◆ Aim of the task ◆
Please extract the stretch of data from the start through the line containing "key-caps xyxy=(179,123,471,378)", both ends included, and repeat those lines without any changes.

== Supplied data

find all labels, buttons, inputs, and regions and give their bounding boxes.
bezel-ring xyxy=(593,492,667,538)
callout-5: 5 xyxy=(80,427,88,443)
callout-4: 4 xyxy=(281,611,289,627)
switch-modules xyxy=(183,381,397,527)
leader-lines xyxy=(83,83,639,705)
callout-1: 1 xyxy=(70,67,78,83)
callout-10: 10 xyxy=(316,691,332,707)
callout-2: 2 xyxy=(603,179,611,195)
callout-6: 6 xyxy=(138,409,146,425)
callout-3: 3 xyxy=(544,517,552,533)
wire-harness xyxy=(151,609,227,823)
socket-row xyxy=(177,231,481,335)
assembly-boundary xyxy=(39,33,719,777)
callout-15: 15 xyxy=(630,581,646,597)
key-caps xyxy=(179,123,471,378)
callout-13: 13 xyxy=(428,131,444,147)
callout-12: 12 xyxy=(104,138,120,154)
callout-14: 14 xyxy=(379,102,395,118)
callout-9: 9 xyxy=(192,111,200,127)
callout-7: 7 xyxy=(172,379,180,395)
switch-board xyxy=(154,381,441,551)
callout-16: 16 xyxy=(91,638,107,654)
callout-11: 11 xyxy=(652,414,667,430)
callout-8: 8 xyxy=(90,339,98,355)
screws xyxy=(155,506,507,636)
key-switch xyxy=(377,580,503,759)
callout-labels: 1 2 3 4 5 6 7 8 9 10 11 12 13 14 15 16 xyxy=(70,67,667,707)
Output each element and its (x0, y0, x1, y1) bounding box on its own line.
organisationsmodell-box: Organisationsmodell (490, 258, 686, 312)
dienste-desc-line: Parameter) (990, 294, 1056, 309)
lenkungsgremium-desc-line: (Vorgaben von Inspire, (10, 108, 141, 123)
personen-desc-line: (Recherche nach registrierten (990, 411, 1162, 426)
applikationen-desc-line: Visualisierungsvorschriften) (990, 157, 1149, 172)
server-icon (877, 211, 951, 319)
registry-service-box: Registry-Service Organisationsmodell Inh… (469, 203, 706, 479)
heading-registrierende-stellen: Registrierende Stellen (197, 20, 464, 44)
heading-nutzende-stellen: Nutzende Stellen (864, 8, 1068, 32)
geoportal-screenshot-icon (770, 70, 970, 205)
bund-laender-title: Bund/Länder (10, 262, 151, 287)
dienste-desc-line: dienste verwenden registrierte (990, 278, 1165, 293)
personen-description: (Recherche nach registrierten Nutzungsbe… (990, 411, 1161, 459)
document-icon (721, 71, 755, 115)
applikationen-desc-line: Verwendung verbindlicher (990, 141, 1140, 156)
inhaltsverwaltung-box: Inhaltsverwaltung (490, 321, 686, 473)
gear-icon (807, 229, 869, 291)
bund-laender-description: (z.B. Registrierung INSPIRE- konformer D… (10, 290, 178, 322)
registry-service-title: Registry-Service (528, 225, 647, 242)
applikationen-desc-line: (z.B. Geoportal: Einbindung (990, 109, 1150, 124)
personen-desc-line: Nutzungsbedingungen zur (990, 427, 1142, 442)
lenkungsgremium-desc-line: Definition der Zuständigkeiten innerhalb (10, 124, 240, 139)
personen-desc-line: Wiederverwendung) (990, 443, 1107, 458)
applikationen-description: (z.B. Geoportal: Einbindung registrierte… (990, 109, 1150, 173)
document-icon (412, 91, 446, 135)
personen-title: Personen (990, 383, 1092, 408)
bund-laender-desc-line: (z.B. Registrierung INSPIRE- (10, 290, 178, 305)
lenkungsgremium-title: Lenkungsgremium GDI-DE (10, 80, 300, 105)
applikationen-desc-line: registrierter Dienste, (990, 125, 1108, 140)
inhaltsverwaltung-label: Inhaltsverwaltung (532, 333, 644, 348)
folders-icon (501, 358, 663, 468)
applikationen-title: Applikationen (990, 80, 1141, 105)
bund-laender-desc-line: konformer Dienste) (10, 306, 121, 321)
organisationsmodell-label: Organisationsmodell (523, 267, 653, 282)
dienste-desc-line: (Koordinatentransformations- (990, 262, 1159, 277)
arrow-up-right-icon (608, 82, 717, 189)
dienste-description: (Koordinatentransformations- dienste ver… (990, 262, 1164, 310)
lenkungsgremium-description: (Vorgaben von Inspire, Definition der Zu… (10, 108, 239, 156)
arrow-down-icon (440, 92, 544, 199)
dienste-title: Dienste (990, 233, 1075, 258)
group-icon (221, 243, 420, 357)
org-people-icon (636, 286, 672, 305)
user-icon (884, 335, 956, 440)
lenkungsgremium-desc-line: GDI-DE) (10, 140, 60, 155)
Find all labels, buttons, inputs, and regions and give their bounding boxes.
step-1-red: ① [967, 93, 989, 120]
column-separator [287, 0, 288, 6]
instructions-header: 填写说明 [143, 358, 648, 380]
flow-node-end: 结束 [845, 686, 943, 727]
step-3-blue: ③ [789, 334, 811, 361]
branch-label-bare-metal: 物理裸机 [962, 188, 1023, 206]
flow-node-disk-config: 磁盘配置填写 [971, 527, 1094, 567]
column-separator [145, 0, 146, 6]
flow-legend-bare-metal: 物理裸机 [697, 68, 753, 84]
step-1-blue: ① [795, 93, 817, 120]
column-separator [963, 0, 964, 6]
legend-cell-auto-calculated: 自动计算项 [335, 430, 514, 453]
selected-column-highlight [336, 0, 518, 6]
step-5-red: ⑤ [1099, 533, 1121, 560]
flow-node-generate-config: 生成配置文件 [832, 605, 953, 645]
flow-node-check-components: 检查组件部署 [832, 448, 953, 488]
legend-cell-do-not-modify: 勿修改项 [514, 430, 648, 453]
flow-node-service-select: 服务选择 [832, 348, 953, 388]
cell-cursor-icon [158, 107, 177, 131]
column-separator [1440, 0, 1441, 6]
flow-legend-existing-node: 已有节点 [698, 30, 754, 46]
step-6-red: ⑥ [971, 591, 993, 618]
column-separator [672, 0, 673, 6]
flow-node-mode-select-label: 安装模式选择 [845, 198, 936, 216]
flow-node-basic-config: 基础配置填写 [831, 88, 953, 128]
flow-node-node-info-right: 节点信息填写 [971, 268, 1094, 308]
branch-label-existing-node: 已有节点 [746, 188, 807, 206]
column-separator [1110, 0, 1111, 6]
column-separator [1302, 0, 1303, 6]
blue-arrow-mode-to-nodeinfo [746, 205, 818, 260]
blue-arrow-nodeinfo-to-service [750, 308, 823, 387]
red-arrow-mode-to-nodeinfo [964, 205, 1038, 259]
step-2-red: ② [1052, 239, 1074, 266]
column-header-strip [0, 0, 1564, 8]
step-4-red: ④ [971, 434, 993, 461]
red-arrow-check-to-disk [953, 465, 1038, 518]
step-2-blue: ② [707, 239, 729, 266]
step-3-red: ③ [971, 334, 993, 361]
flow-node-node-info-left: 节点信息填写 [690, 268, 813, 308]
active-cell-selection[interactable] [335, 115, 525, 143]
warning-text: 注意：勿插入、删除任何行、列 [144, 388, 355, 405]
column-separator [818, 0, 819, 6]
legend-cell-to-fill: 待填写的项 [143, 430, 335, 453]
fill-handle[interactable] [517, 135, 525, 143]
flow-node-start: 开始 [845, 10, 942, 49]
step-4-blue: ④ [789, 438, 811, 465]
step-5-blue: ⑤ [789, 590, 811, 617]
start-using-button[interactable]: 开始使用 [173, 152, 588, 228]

====

◆ Result for this exercise ◆
find all labels, buttons, inputs, and regions and give their bounding boxes.
bezel-ring xyxy=(593,492,667,538)
callout-5: 5 xyxy=(80,427,88,443)
callout-4: 4 xyxy=(281,611,289,627)
switch-modules xyxy=(183,381,397,527)
leader-lines xyxy=(83,83,639,705)
callout-1: 1 xyxy=(70,67,78,83)
callout-10: 10 xyxy=(316,691,332,707)
callout-2: 2 xyxy=(603,179,611,195)
callout-6: 6 xyxy=(138,409,146,425)
callout-3: 3 xyxy=(544,517,552,533)
wire-harness xyxy=(151,609,227,823)
socket-row xyxy=(177,231,481,335)
assembly-boundary xyxy=(39,33,719,777)
callout-15: 15 xyxy=(630,581,646,597)
key-caps xyxy=(179,123,471,378)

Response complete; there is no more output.